● **What you have to do**: Copy every line of the following data that includes the string "propter".

● **Data rows**:
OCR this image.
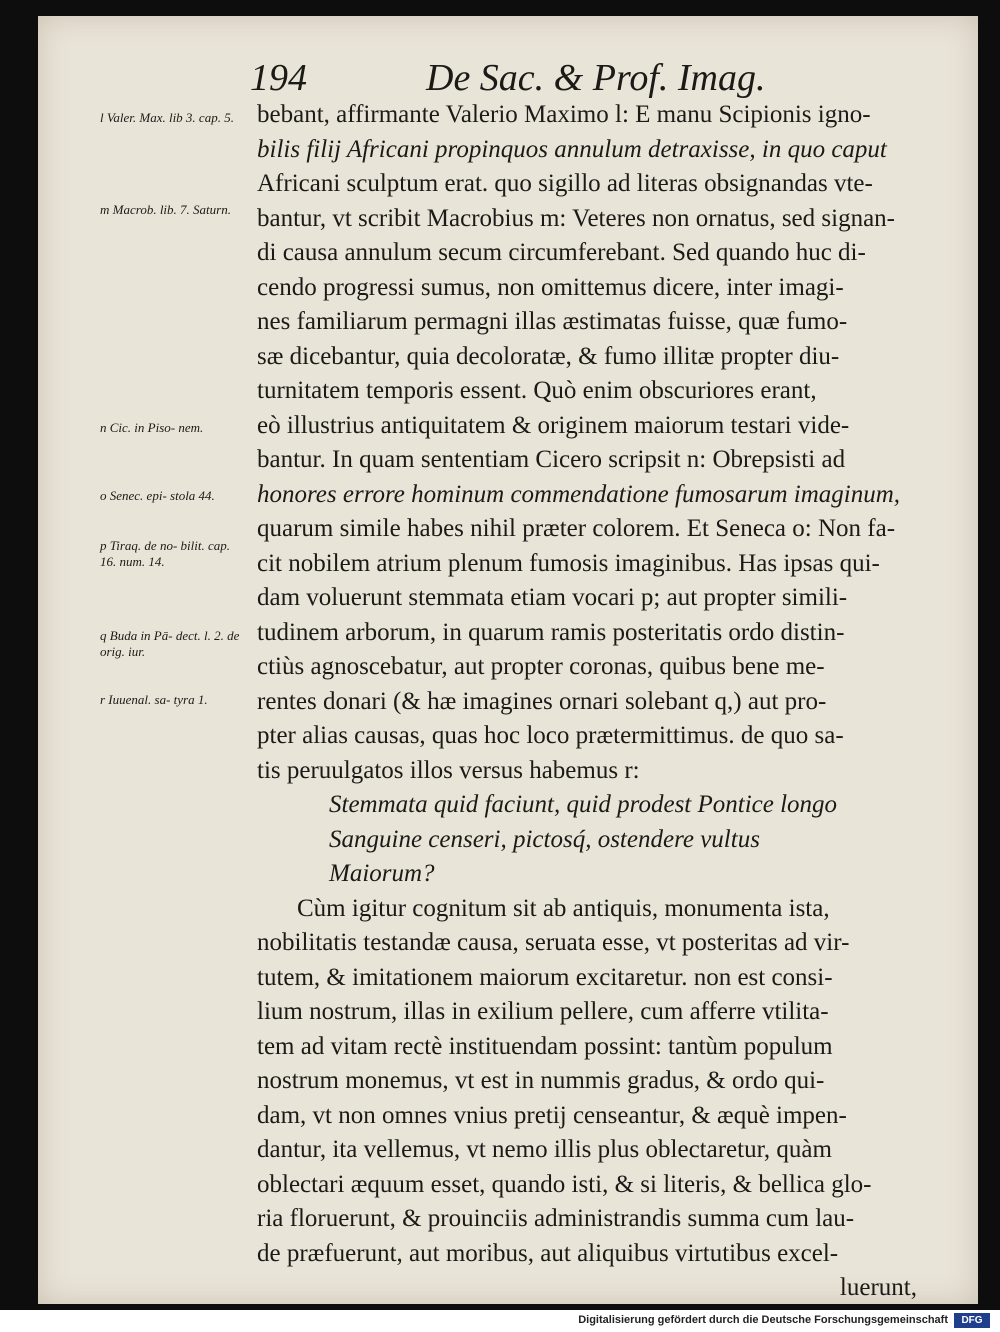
194	De Sac. & Prof. Imag.
l Valer. Max. lib 3. cap. 5.
m Macrob. lib. 7. Saturn.
n Cic. in Piso- nem.
o Senec. epi- stola 44.
p Tiraq. de no- bilit. cap. 16. num. 14.
q Buda in Pā- dect. l. 2. de orig. iur.
r Iuuenal. sa- tyra 1.
bebant, affirmante Valerio Maximo l: E manu Scipionis igno-
bilis filij Africani propinquos annulum detraxisse, in quo caput
Africani sculptum erat. quo sigillo ad literas obsignandas vte-
bantur, vt scribit Macrobius m: Veteres non ornatus, sed signan-
di causa annulum secum circumferebant. Sed quando huc di-
cendo progressi sumus, non omittemus dicere, inter imagi-
nes familiarum permagni illas æstimatas fuisse, quæ fumo-
sæ dicebantur, quia decoloratæ, & fumo illitæ propter diu-
turnitatem temporis essent. Quò enim obscuriores erant,
eò illustrius antiquitatem & originem maiorum testari vide-
bantur. In quam sententiam Cicero scripsit n: Obrepsisti ad
honores errore hominum commendatione fumosarum imaginum,
quarum simile habes nihil præter colorem. Et Seneca o: Non fa-
cit nobilem atrium plenum fumosis imaginibus. Has ipsas qui-
dam voluerunt stemmata etiam vocari p; aut propter simili-
tudinem arborum, in quarum ramis posteritatis ordo distin-
ctiùs agnoscebatur, aut propter coronas, quibus bene me-
rentes donari (& hæ imagines ornari solebant q,) aut pro-
pter alias causas, quas hoc loco prætermittimus. de quo sa-
tis peruulgatos illos versus habemus r:
Stemmata quid faciunt, quid prodest Pontice longo
Sanguine censeri, pictosq́, ostendere vultus
Maiorum?
Cùm igitur cognitum sit ab antiquis, monumenta ista,
nobilitatis testandæ causa, seruata esse, vt posteritas ad vir-
tutem, & imitationem maiorum excitaretur. non est consi-
lium nostrum, illas in exilium pellere, cum afferre vtilita-
tem ad vitam rectè instituendam possint: tantùm populum
nostrum monemus, vt est in nummis gradus, & ordo qui-
dam, vt non omnes vnius pretij censeantur, & æquè impen-
dantur, ita vellemus, vt nemo illis plus oblectaretur, quàm
oblectari æquum esset, quando isti, & si literis, & bellica glo-
ria floruerunt, & prouinciis administrandis summa cum lau-
de præfuerunt, aut moribus, aut aliquibus virtutibus excel-
luerunt,
Digitalisierung gefördert durch die Deutsche Forschungsgemeinschaft	DFG
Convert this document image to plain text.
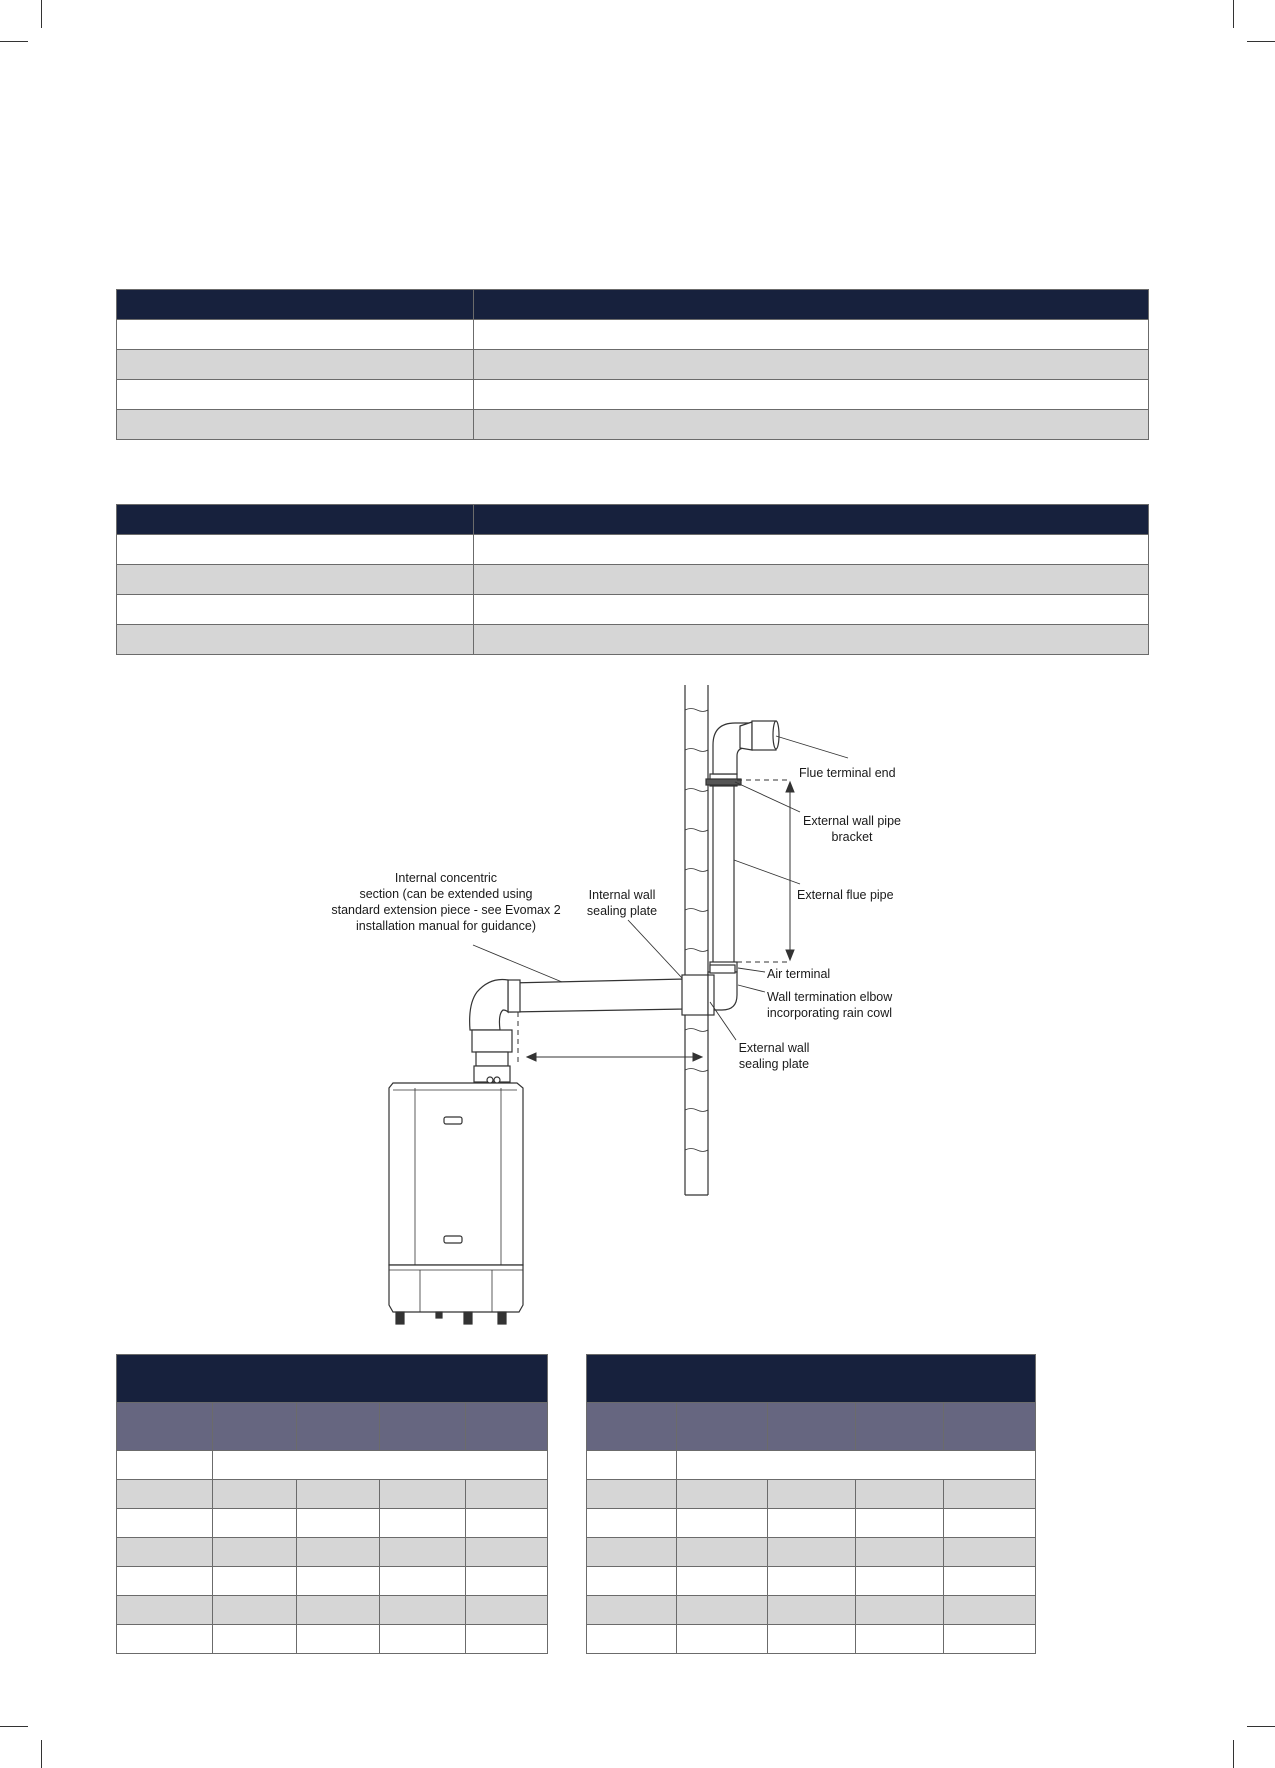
Internal concentric
section (can be extended using
standard extension piece - see Evomax 2
installation manual for guidance)
Internal wall
sealing plate
Flue terminal end
External wall pipe
bracket
External flue pipe
Air terminal
Wall termination elbow
incorporating rain cowl
External wall
sealing plate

● **Correct result**:
sæ dicebantur, quia decoloratæ, & fumo illitæ propter diu-
dam voluerunt stemmata etiam vocari p; aut propter simili-
ctiùs agnoscebatur, aut propter coronas, quibus bene me-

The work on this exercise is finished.